DATA EXCERPTS -
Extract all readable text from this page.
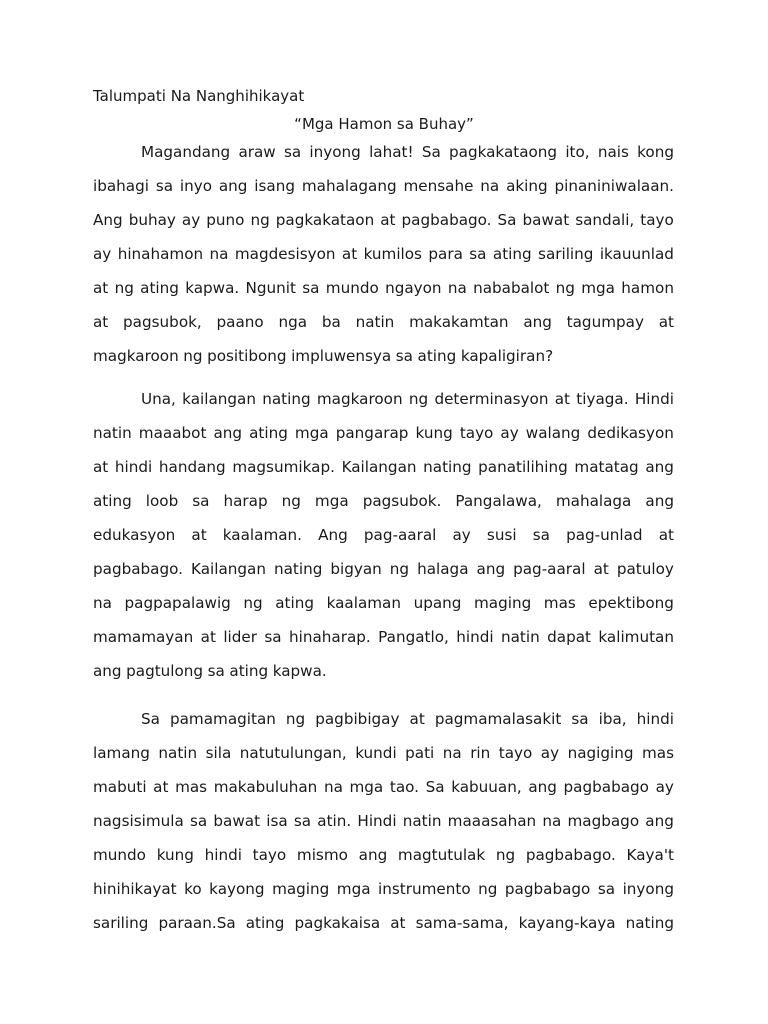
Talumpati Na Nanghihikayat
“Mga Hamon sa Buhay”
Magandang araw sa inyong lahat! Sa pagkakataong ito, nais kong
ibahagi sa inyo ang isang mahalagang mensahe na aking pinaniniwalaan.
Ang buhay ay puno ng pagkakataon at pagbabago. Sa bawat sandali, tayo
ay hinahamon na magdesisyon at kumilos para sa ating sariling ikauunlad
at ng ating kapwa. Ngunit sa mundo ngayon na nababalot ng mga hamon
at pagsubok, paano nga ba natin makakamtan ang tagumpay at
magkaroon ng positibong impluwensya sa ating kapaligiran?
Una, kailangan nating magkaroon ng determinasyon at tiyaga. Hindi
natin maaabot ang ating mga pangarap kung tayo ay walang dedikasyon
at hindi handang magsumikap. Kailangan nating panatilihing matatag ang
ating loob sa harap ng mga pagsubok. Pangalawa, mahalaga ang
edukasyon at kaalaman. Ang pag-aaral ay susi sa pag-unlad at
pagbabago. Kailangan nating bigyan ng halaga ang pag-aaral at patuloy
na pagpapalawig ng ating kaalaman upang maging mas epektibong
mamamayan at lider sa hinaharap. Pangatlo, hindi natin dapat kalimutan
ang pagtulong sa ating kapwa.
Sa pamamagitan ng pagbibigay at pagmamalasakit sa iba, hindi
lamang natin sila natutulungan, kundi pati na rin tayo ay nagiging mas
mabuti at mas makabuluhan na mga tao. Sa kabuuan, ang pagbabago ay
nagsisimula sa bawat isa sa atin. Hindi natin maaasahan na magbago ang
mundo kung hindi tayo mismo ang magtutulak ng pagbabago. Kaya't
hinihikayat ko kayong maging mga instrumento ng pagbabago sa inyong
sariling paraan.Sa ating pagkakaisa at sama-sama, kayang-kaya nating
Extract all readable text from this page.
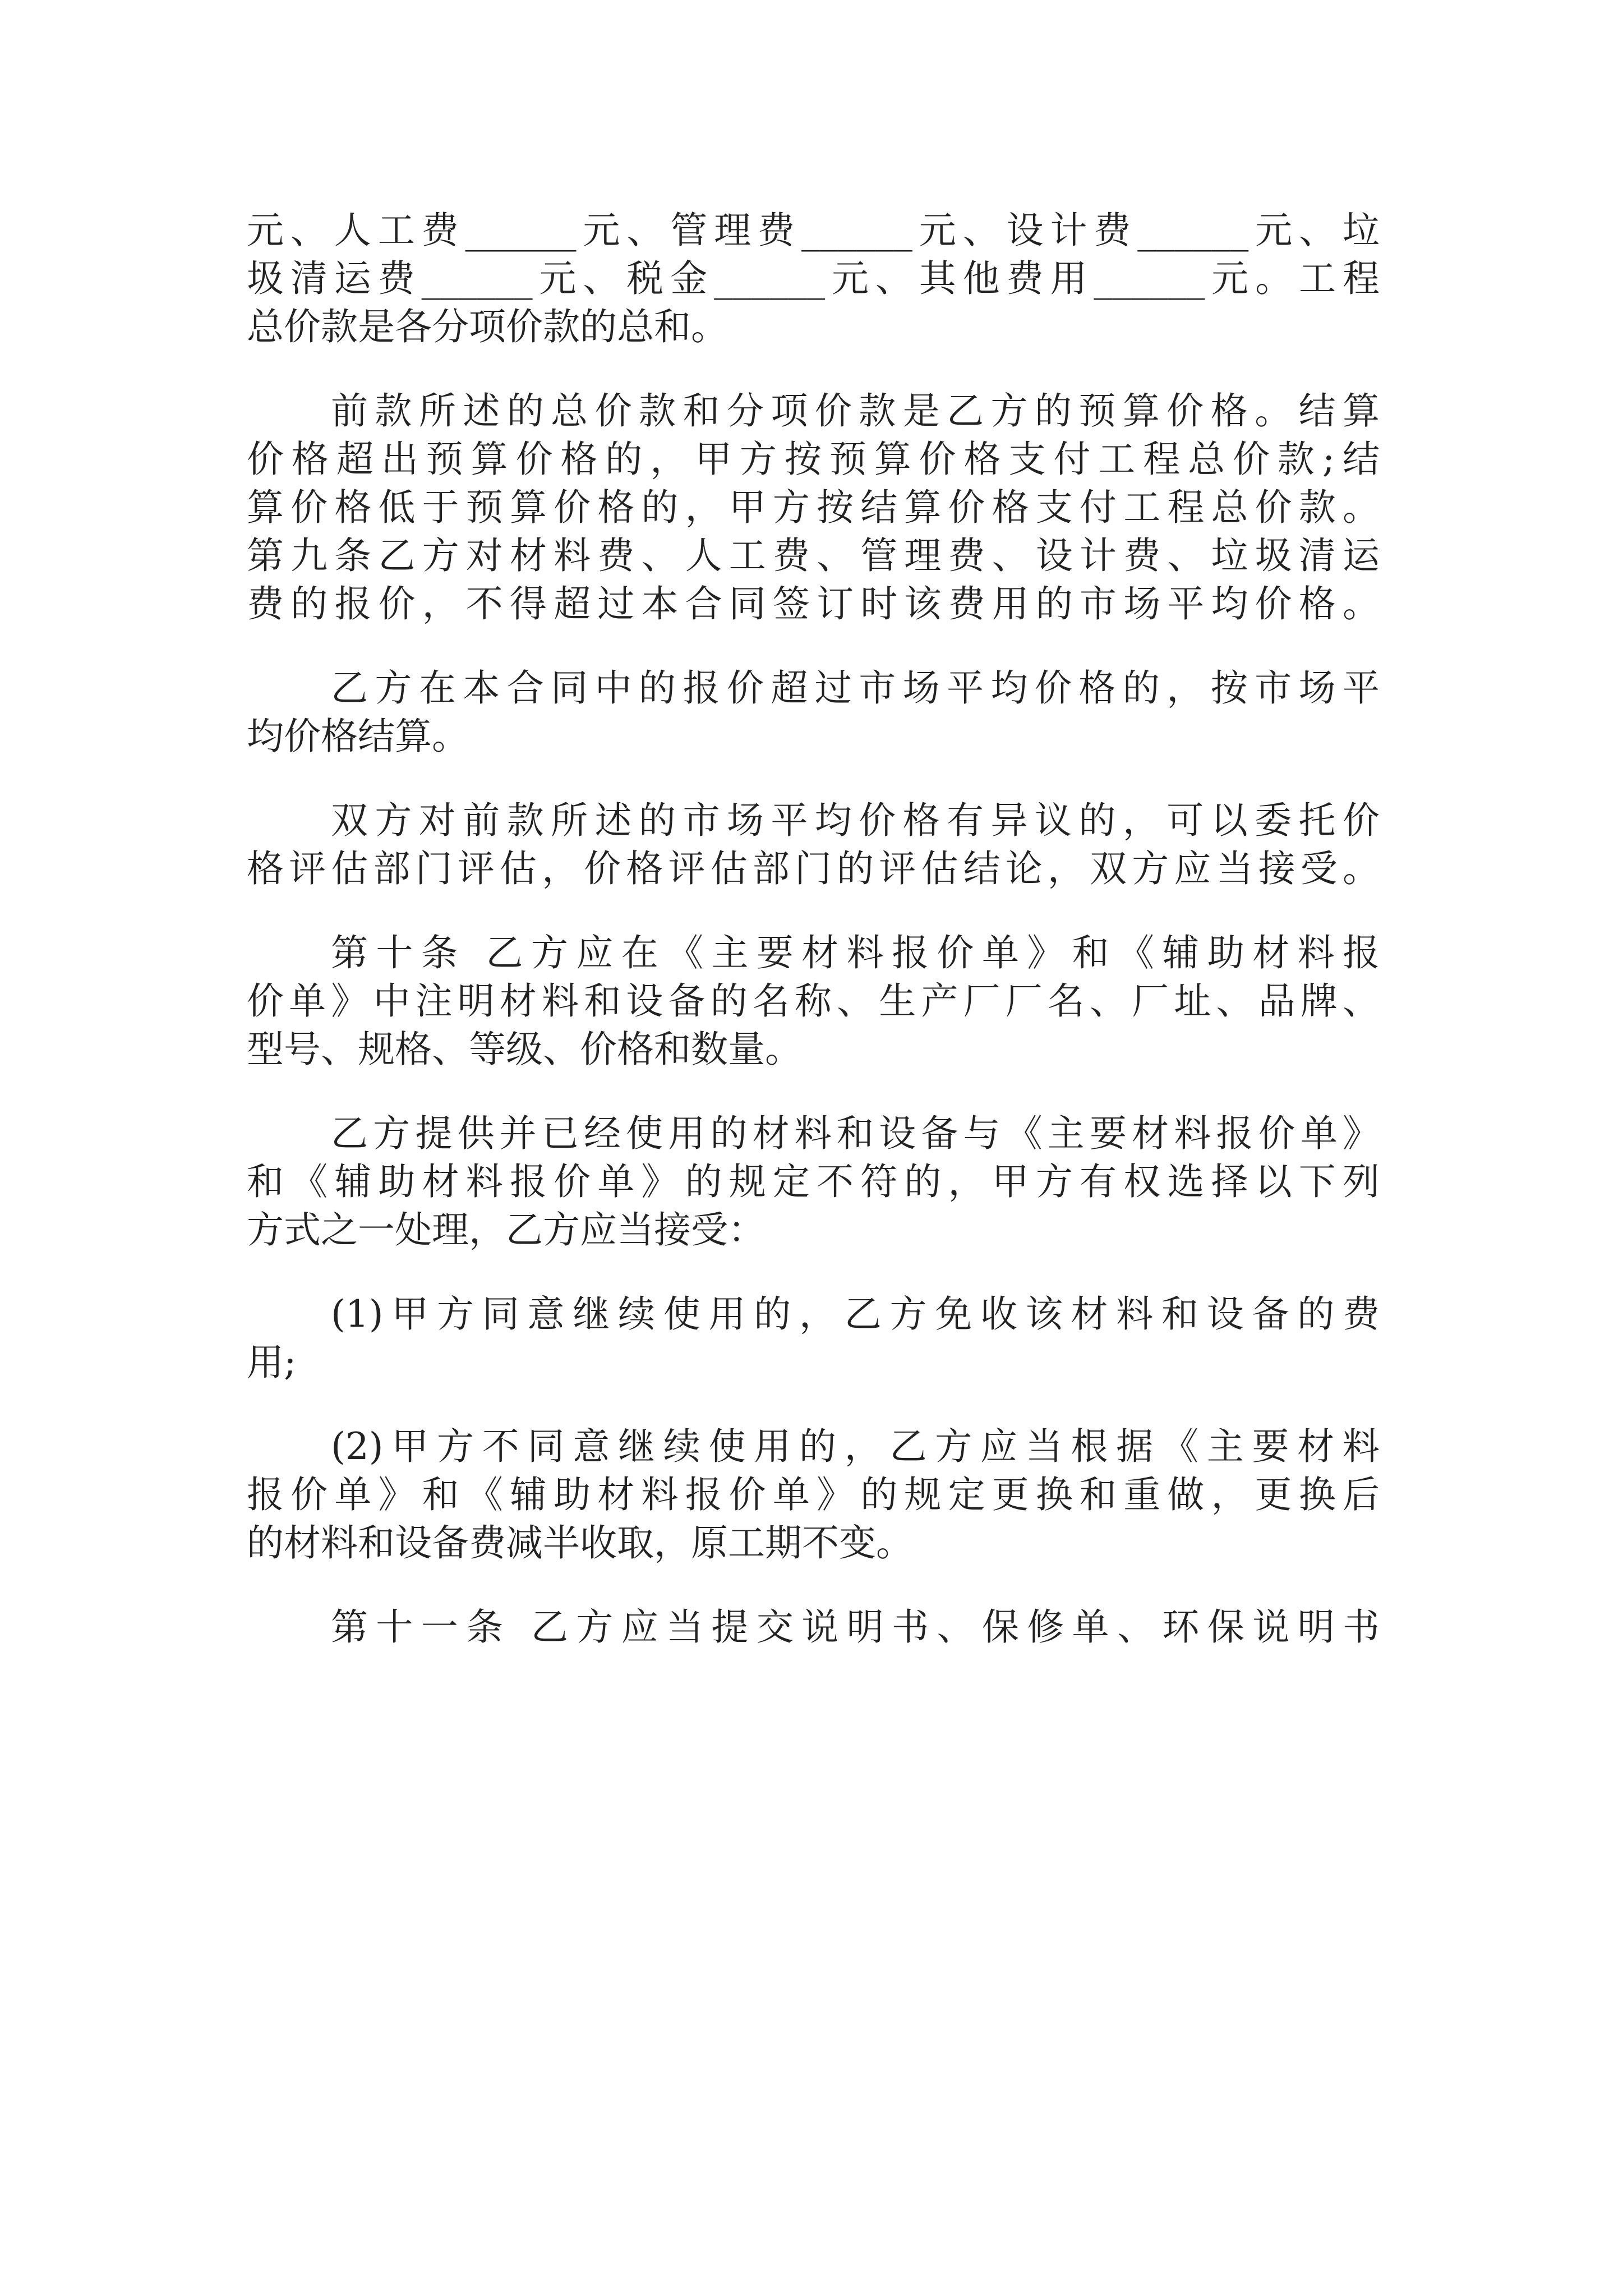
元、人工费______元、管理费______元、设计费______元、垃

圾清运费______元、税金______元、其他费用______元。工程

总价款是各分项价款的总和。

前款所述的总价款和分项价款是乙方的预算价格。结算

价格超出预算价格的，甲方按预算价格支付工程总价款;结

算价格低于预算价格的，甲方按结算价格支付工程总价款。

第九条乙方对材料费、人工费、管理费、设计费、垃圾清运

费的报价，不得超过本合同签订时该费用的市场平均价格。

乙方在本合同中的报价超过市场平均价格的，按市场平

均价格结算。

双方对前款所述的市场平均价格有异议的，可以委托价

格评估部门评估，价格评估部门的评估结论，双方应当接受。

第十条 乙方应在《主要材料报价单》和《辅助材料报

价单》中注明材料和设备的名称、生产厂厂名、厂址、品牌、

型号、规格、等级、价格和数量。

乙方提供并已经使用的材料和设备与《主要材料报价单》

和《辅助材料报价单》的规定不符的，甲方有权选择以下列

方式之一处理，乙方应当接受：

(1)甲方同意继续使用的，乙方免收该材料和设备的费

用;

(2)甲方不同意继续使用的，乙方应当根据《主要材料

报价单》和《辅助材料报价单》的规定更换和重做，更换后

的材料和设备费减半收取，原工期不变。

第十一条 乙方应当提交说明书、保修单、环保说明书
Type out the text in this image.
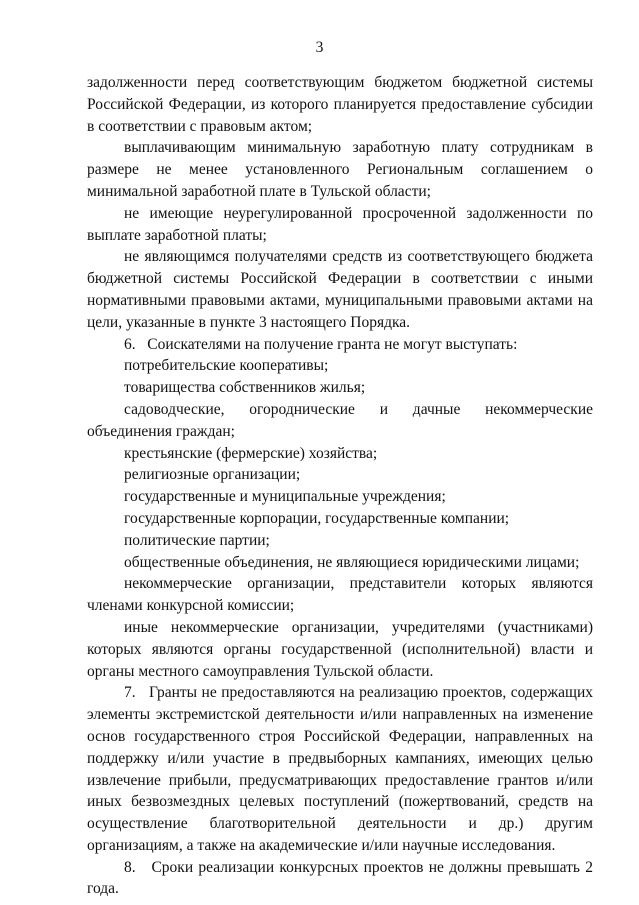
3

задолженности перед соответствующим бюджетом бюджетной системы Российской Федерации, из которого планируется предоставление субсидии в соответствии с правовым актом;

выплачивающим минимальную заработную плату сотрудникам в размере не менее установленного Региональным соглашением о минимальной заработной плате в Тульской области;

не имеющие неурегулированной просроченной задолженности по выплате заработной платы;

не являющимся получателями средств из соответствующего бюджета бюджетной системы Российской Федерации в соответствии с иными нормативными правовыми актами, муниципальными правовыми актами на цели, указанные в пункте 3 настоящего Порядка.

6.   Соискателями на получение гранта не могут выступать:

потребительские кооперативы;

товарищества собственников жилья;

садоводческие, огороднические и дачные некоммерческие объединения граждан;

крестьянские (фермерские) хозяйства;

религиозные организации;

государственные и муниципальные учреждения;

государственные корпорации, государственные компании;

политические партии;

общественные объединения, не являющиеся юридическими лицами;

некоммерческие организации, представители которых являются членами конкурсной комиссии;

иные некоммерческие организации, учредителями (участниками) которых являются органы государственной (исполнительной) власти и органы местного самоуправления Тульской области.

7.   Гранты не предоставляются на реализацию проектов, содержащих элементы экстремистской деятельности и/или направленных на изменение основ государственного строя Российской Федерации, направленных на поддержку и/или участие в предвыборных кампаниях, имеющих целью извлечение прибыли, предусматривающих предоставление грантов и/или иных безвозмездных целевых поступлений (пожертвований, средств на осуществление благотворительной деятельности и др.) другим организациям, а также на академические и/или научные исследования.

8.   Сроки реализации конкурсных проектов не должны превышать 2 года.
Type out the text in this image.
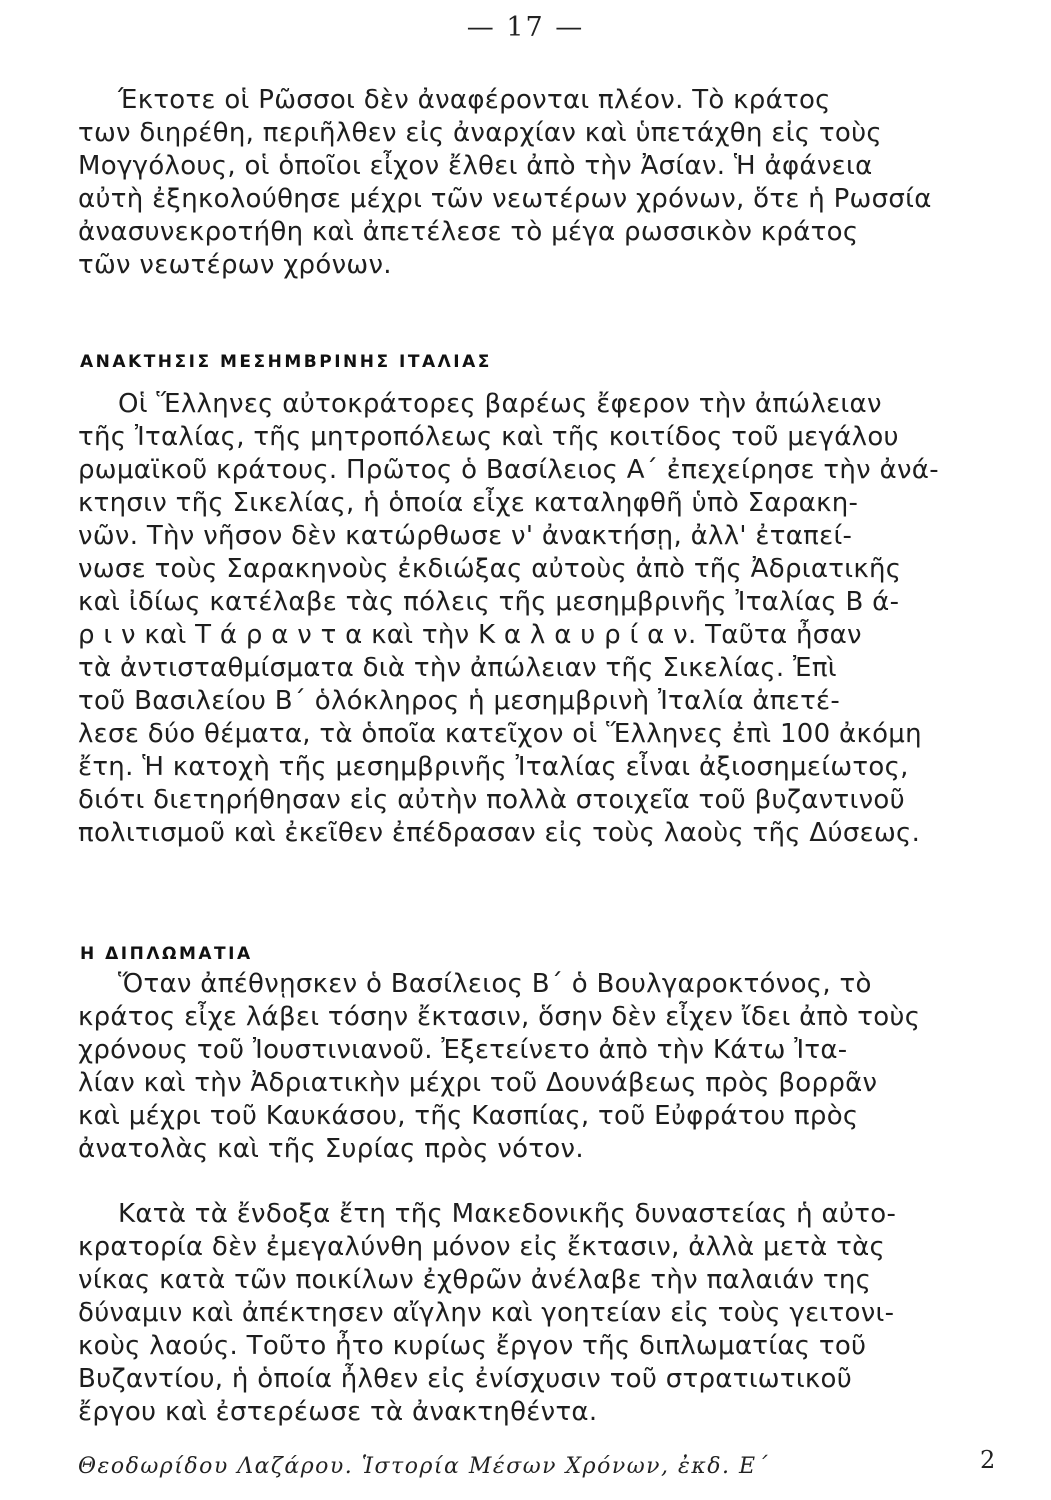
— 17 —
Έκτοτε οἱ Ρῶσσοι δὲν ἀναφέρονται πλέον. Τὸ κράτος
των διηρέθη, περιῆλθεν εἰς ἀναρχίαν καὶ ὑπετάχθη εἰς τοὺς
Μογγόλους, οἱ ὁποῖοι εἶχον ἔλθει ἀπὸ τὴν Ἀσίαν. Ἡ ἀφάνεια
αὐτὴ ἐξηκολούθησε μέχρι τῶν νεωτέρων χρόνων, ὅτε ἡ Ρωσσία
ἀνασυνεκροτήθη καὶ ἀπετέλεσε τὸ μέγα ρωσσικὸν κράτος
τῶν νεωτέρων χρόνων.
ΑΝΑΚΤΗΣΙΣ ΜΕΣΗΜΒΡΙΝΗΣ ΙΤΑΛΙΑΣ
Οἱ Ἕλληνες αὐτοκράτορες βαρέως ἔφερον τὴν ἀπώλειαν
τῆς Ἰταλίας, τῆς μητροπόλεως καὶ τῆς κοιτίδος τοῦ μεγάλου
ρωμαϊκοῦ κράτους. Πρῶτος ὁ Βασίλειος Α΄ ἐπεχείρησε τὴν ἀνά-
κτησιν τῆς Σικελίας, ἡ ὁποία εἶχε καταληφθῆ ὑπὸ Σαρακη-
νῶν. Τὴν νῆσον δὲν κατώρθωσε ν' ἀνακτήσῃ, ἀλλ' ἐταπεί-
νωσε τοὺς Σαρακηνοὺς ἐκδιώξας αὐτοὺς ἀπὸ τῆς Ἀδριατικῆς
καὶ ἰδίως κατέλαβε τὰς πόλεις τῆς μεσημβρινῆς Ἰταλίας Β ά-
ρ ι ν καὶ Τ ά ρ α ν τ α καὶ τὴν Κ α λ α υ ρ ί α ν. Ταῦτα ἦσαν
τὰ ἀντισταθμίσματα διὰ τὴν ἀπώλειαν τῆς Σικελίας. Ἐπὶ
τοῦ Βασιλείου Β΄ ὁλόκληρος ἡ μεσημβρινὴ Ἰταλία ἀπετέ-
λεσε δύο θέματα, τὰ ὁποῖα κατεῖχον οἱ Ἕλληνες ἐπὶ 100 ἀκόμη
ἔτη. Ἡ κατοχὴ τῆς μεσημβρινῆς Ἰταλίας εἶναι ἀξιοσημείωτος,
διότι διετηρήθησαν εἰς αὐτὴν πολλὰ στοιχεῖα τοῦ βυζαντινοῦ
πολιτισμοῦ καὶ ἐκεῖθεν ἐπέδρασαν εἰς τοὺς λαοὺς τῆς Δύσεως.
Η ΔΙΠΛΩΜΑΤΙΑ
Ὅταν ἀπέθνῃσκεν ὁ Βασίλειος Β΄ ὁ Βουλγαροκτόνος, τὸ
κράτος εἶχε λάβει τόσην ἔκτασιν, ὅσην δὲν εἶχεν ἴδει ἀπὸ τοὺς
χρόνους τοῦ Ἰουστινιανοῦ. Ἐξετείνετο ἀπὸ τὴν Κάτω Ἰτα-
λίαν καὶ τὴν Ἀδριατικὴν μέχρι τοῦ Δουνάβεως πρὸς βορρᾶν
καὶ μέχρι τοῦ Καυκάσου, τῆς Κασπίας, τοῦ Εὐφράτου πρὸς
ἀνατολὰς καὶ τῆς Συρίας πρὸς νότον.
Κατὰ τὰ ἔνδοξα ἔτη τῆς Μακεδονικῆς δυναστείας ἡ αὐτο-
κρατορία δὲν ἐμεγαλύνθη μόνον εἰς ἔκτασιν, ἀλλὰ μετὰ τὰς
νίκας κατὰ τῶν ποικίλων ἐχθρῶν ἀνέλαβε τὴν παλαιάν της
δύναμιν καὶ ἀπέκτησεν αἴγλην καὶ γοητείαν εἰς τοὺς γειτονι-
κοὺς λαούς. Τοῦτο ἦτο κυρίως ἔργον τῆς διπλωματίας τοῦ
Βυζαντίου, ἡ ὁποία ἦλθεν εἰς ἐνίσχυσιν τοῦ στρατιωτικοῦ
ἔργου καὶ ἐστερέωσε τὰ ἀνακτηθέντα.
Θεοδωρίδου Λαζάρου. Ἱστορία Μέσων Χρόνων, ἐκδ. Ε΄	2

PROBLEM STATEMENT -
From the records above, pull out each line that has "inyong".

WRITTEN REPLY -
Magandang araw sa inyong lahat! Sa pagkakataong ito, nais kong
hinihikayat ko kayong maging mga instrumento ng pagbabago sa inyong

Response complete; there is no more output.